Recorded data:
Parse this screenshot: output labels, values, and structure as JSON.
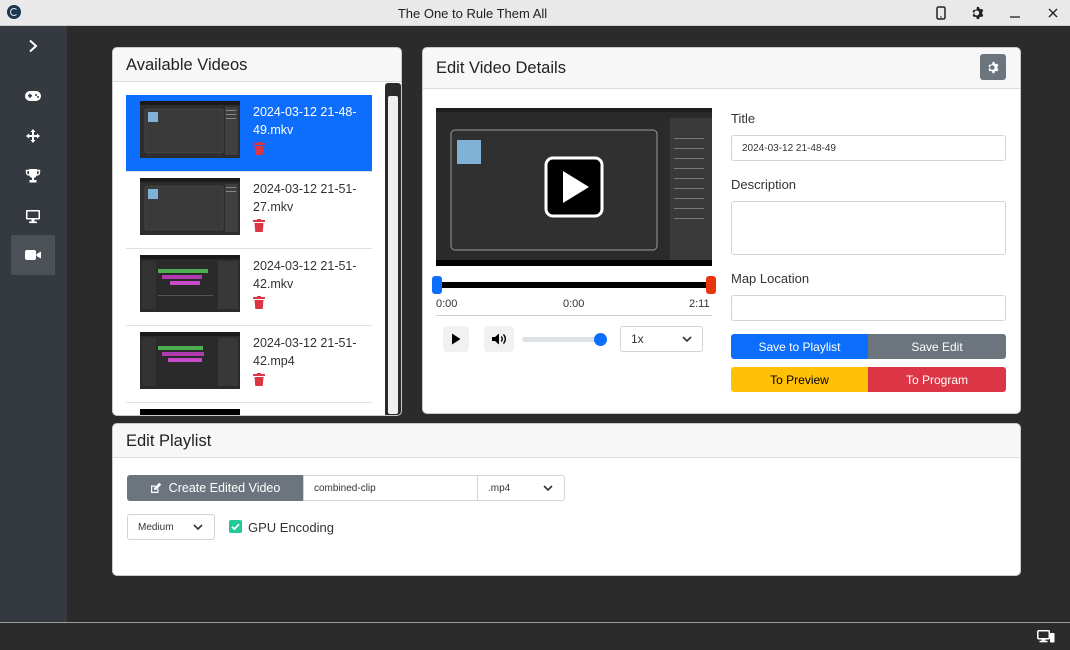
{
  "window": {
    "title": "The One to Rule Them All"
  },
  "sidebar": {
    "items": [
      {
        "name": "expand",
        "icon": "chevron-right-icon"
      },
      {
        "name": "gamepad",
        "icon": "gamepad-icon"
      },
      {
        "name": "move",
        "icon": "arrows-move-icon"
      },
      {
        "name": "trophy",
        "icon": "trophy-icon"
      },
      {
        "name": "monitor",
        "icon": "monitor-icon"
      },
      {
        "name": "video",
        "icon": "video-camera-icon",
        "active": true
      }
    ]
  },
  "available_videos": {
    "title": "Available Videos",
    "items": [
      {
        "name": "2024-03-12 21-48-49.mkv",
        "selected": true
      },
      {
        "name": "2024-03-12 21-51-27.mkv"
      },
      {
        "name": "2024-03-12 21-51-42.mkv"
      },
      {
        "name": "2024-03-12 21-51-42.mp4"
      }
    ]
  },
  "edit_details": {
    "title": "Edit Video Details",
    "player": {
      "start_time": "0:00",
      "current_time": "0:00",
      "end_time": "2:11",
      "speed": "1x",
      "volume": 1.0
    },
    "title_label": "Title",
    "title_value": "2024-03-12 21-48-49",
    "description_label": "Description",
    "description_value": "",
    "map_label": "Map Location",
    "map_value": "",
    "buttons": {
      "save_playlist": "Save to Playlist",
      "save_edit": "Save Edit",
      "to_preview": "To Preview",
      "to_program": "To Program"
    }
  },
  "edit_playlist": {
    "title": "Edit Playlist",
    "create_label": "Create Edited Video",
    "filename": "combined-clip",
    "format": ".mp4",
    "quality": "Medium",
    "gpu_label": "GPU Encoding",
    "gpu_checked": true
  },
  "colors": {
    "primary": "#0d6efd",
    "secondary": "#6c757d",
    "warning": "#ffc107",
    "danger": "#dc3545",
    "success": "#20c997"
  }
}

◆ TASK GOAL: Print each of the records above exactly as written, leaving no picture in the copy.

◆ SOLUTION TO THE EXERCISE:
Parse this screenshot: output labels, values, and structure as JSON.
{
  "window": {
    "title": "The One to Rule Them All"
  },
  "sidebar": {
    "items": [
      {
        "name": "expand",
        "icon": "chevron-right-icon"
      },
      {
        "name": "gamepad",
        "icon": "gamepad-icon"
      },
      {
        "name": "move",
        "icon": "arrows-move-icon"
      },
      {
        "name": "trophy",
        "icon": "trophy-icon"
      },
      {
        "name": "monitor",
        "icon": "monitor-icon"
      },
      {
        "name": "video",
        "icon": "video-camera-icon",
        "active": true
      }
    ]
  },
  "available_videos": {
    "title": "Available Videos",
    "items": [
      {
        "name": "2024-03-12 21-48-49.mkv",
        "selected": true
      },
      {
        "name": "2024-03-12 21-51-27.mkv"
      },
      {
        "name": "2024-03-12 21-51-42.mkv"
      },
      {
        "name": "2024-03-12 21-51-42.mp4"
      }
    ]
  },
  "edit_details": {
    "title": "Edit Video Details",
    "player": {
      "start_time": "0:00",
      "current_time": "0:00",
      "end_time": "2:11",
      "speed": "1x",
      "volume": 1.0
    },
    "title_label": "Title",
    "title_value": "2024-03-12 21-48-49",
    "description_label": "Description",
    "description_value": "",
    "map_label": "Map Location",
    "map_value": "",
    "buttons": {
      "save_playlist": "Save to Playlist",
      "save_edit": "Save Edit",
      "to_preview": "To Preview",
      "to_program": "To Program"
    }
  },
  "edit_playlist": {
    "title": "Edit Playlist",
    "create_label": "Create Edited Video",
    "filename": "combined-clip",
    "format": ".mp4",
    "quality": "Medium",
    "gpu_label": "GPU Encoding",
    "gpu_checked": true
  },
  "colors": {
    "primary": "#0d6efd",
    "secondary": "#6c757d",
    "warning": "#ffc107",
    "danger": "#dc3545",
    "success": "#20c997"
  }
}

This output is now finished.